## [EXERCISE DIRECTIONS]
Extract each line holding the word "Straw" from the entries.

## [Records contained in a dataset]
※
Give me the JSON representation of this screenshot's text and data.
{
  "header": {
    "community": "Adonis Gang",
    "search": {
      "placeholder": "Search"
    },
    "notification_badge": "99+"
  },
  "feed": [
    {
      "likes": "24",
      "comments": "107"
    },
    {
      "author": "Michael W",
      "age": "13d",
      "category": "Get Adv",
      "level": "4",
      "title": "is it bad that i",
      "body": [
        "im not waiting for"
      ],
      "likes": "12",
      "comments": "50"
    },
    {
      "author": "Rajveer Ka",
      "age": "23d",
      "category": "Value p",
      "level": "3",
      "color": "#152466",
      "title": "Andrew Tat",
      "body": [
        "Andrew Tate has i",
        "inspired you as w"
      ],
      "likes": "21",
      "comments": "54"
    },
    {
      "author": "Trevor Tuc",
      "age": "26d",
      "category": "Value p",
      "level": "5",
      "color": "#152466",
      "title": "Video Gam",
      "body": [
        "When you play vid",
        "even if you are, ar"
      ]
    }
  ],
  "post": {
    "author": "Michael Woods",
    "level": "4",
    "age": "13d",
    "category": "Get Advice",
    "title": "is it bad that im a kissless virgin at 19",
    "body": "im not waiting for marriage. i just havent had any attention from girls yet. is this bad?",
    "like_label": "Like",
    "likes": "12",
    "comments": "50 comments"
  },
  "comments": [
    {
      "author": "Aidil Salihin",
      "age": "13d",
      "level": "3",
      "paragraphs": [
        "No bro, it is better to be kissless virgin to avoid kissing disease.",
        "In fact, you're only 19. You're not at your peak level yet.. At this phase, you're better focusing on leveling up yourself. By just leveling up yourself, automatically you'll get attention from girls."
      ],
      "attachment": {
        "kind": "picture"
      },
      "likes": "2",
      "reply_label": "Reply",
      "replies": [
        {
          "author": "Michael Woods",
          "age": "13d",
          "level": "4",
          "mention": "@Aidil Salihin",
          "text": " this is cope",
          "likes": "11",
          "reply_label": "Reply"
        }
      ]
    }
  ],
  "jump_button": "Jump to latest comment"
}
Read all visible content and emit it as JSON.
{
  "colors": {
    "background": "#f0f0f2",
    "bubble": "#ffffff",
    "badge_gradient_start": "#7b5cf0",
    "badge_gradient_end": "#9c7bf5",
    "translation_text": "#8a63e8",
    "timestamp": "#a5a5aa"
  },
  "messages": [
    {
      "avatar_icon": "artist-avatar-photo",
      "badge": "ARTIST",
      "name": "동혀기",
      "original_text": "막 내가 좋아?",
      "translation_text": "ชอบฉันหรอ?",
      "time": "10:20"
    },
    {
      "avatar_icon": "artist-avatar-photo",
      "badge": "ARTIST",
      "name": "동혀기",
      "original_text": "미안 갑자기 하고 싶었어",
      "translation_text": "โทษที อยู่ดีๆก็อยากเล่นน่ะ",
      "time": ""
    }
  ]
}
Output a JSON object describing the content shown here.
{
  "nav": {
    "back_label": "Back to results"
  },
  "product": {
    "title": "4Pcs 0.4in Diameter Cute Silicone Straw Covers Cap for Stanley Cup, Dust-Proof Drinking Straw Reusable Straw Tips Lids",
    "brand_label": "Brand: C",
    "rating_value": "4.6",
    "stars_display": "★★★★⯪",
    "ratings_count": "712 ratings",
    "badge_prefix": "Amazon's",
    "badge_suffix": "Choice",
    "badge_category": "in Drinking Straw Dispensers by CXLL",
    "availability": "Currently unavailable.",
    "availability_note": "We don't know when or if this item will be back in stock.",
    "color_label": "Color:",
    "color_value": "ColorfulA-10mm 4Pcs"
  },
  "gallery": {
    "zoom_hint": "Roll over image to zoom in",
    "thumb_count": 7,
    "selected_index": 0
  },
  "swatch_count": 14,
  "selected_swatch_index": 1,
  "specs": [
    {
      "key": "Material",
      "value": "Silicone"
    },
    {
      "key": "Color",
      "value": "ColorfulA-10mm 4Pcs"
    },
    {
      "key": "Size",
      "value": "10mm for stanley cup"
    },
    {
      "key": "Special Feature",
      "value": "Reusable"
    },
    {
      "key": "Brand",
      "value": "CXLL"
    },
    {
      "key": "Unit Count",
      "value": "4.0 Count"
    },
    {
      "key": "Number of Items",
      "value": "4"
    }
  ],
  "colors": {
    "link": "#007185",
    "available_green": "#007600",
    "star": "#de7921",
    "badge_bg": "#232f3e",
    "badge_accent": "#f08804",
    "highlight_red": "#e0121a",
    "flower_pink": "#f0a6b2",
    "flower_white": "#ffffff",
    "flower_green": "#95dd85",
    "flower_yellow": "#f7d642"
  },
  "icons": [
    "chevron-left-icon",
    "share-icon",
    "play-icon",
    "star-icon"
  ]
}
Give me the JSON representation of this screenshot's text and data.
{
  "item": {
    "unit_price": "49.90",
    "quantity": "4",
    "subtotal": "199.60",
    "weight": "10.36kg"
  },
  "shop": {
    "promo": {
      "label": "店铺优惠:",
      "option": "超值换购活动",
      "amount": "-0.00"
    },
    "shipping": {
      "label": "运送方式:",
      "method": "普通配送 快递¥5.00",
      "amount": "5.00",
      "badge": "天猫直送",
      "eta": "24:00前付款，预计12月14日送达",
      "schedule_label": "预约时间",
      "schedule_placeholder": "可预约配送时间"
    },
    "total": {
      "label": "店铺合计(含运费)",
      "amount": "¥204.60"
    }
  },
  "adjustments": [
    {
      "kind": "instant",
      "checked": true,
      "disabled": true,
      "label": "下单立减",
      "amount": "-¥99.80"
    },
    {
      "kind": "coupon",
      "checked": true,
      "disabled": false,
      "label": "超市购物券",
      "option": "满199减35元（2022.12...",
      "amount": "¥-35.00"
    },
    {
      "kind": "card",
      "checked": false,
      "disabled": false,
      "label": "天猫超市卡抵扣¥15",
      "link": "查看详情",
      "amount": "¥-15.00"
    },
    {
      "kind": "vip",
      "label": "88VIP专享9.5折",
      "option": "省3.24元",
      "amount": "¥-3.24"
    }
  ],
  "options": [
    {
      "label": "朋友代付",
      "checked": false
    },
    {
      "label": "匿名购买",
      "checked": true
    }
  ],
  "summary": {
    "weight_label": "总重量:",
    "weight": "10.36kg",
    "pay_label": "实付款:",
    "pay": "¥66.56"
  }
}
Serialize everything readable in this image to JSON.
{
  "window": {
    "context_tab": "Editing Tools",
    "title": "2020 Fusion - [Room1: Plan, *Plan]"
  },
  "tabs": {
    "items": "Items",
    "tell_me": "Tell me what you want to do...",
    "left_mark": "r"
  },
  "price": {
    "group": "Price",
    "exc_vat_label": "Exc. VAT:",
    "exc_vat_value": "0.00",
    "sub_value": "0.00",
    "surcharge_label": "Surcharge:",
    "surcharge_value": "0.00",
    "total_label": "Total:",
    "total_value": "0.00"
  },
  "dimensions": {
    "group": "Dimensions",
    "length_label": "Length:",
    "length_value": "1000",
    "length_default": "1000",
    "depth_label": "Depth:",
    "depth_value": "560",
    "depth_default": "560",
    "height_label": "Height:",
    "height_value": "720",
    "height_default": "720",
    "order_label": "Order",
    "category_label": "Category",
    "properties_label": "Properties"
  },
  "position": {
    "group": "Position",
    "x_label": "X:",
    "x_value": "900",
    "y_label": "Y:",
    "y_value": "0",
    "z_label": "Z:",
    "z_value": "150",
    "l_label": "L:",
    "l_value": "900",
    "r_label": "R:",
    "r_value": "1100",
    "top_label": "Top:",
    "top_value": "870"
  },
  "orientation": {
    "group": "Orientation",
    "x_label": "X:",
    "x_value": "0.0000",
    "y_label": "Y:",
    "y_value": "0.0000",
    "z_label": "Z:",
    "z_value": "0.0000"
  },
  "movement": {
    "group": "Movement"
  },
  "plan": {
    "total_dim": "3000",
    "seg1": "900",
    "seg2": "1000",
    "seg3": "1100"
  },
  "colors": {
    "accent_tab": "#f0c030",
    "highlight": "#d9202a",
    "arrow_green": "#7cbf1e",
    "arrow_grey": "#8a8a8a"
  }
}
※
## [WRITTEN RESPONSE]
    "title": "4Pcs 0.4in Diameter Cute Silicone Straw Covers Cap for Stanley Cup, Dust-Proof Drinking Straw Reusable Straw Tips Lids",
    "badge_category": "in Drinking Straw Dispensers by CXLL",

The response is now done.